_Stated goal:_
Copy all the data exactly, except the pictures.

(Dataset items)
▬▬▬▬▬▬

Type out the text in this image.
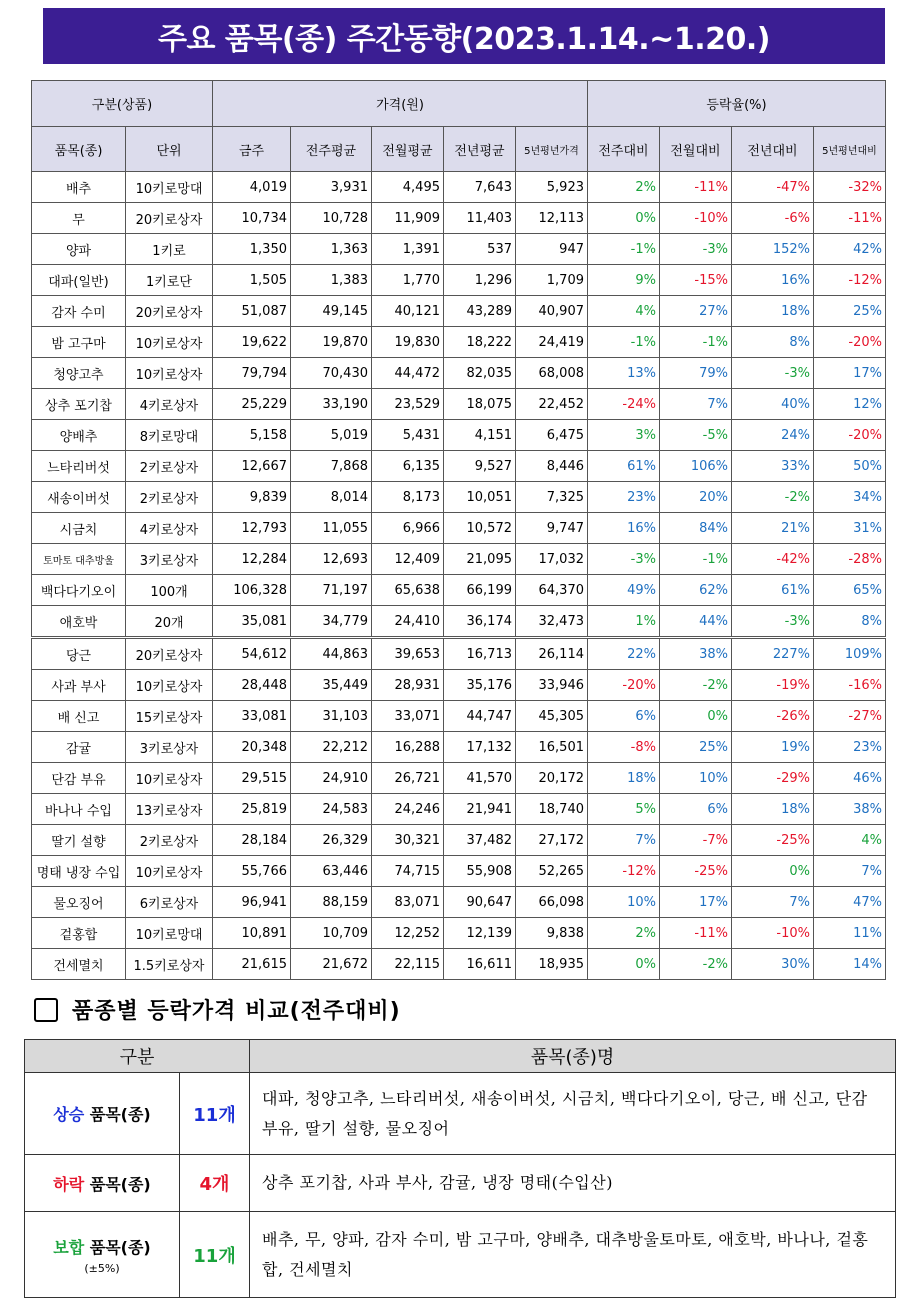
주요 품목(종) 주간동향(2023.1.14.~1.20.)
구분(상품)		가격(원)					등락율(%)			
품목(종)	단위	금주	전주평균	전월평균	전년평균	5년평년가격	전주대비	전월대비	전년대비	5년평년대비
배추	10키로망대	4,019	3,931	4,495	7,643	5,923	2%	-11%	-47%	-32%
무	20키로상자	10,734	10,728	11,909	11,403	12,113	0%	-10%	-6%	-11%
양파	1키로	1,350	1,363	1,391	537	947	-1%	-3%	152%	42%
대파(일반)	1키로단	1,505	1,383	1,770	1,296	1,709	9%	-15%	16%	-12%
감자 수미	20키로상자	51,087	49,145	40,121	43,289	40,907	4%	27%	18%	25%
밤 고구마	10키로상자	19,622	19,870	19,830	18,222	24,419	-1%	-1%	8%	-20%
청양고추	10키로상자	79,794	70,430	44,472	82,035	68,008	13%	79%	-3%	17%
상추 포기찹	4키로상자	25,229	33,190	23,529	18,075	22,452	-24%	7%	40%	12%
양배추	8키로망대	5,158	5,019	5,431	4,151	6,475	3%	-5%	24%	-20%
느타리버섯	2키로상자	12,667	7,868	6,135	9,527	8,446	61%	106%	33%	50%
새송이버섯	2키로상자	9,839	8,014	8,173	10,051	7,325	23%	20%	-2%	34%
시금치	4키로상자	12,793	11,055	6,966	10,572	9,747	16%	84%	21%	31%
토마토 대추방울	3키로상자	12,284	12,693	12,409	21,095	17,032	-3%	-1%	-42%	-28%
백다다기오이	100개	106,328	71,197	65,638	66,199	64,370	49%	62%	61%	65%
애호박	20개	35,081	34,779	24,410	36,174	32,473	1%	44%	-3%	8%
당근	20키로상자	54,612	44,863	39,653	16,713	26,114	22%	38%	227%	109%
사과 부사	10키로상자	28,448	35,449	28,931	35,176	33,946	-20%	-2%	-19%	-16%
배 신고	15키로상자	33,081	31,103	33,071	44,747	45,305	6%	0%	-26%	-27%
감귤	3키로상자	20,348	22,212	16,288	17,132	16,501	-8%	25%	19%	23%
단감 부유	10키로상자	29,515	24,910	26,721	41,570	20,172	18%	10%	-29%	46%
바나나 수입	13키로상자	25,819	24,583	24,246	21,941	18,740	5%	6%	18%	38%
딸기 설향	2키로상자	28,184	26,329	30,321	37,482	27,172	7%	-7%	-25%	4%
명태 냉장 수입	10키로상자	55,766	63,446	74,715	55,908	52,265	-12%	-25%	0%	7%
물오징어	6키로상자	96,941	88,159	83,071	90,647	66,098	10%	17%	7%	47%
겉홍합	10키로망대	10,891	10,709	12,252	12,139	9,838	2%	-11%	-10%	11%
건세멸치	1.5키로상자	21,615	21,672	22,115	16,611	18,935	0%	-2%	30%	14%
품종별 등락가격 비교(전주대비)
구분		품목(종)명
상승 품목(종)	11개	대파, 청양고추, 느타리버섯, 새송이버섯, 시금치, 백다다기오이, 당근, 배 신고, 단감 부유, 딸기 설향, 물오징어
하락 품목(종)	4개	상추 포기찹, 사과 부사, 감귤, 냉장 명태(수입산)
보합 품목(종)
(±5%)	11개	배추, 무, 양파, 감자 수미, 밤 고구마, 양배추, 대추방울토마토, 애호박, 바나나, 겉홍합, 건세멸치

▬▬▬▬▬▬

_Task answer:_
Type out the text in this image.
주요 품목(종) 주간동향(2023.1.14.~1.20.)
구분(상품)		가격(원)					등락율(%)			
품목(종)	단위	금주	전주평균	전월평균	전년평균	5년평년가격	전주대비	전월대비	전년대비	5년평년대비
배추	10키로망대	4,019	3,931	4,495	7,643	5,923	2%	-11%	-47%	-32%
무	20키로상자	10,734	10,728	11,909	11,403	12,113	0%	-10%	-6%	-11%
양파	1키로	1,350	1,363	1,391	537	947	-1%	-3%	152%	42%
대파(일반)	1키로단	1,505	1,383	1,770	1,296	1,709	9%	-15%	16%	-12%
감자 수미	20키로상자	51,087	49,145	40,121	43,289	40,907	4%	27%	18%	25%
밤 고구마	10키로상자	19,622	19,870	19,830	18,222	24,419	-1%	-1%	8%	-20%
청양고추	10키로상자	79,794	70,430	44,472	82,035	68,008	13%	79%	-3%	17%
상추 포기찹	4키로상자	25,229	33,190	23,529	18,075	22,452	-24%	7%	40%	12%
양배추	8키로망대	5,158	5,019	5,431	4,151	6,475	3%	-5%	24%	-20%
느타리버섯	2키로상자	12,667	7,868	6,135	9,527	8,446	61%	106%	33%	50%
새송이버섯	2키로상자	9,839	8,014	8,173	10,051	7,325	23%	20%	-2%	34%
시금치	4키로상자	12,793	11,055	6,966	10,572	9,747	16%	84%	21%	31%
토마토 대추방울	3키로상자	12,284	12,693	12,409	21,095	17,032	-3%	-1%	-42%	-28%
백다다기오이	100개	106,328	71,197	65,638	66,199	64,370	49%	62%	61%	65%
애호박	20개	35,081	34,779	24,410	36,174	32,473	1%	44%	-3%	8%
당근	20키로상자	54,612	44,863	39,653	16,713	26,114	22%	38%	227%	109%
사과 부사	10키로상자	28,448	35,449	28,931	35,176	33,946	-20%	-2%	-19%	-16%
배 신고	15키로상자	33,081	31,103	33,071	44,747	45,305	6%	0%	-26%	-27%
감귤	3키로상자	20,348	22,212	16,288	17,132	16,501	-8%	25%	19%	23%
단감 부유	10키로상자	29,515	24,910	26,721	41,570	20,172	18%	10%	-29%	46%
바나나 수입	13키로상자	25,819	24,583	24,246	21,941	18,740	5%	6%	18%	38%
딸기 설향	2키로상자	28,184	26,329	30,321	37,482	27,172	7%	-7%	-25%	4%
명태 냉장 수입	10키로상자	55,766	63,446	74,715	55,908	52,265	-12%	-25%	0%	7%
물오징어	6키로상자	96,941	88,159	83,071	90,647	66,098	10%	17%	7%	47%
겉홍합	10키로망대	10,891	10,709	12,252	12,139	9,838	2%	-11%	-10%	11%
건세멸치	1.5키로상자	21,615	21,672	22,115	16,611	18,935	0%	-2%	30%	14%
품종별 등락가격 비교(전주대비)
구분		품목(종)명
상승 품목(종)	11개	대파, 청양고추, 느타리버섯, 새송이버섯, 시금치, 백다다기오이, 당근, 배 신고, 단감 부유, 딸기 설향, 물오징어
하락 품목(종)	4개	상추 포기찹, 사과 부사, 감귤, 냉장 명태(수입산)
보합 품목(종)
(±5%)	11개	배추, 무, 양파, 감자 수미, 밤 고구마, 양배추, 대추방울토마토, 애호박, 바나나, 겉홍합, 건세멸치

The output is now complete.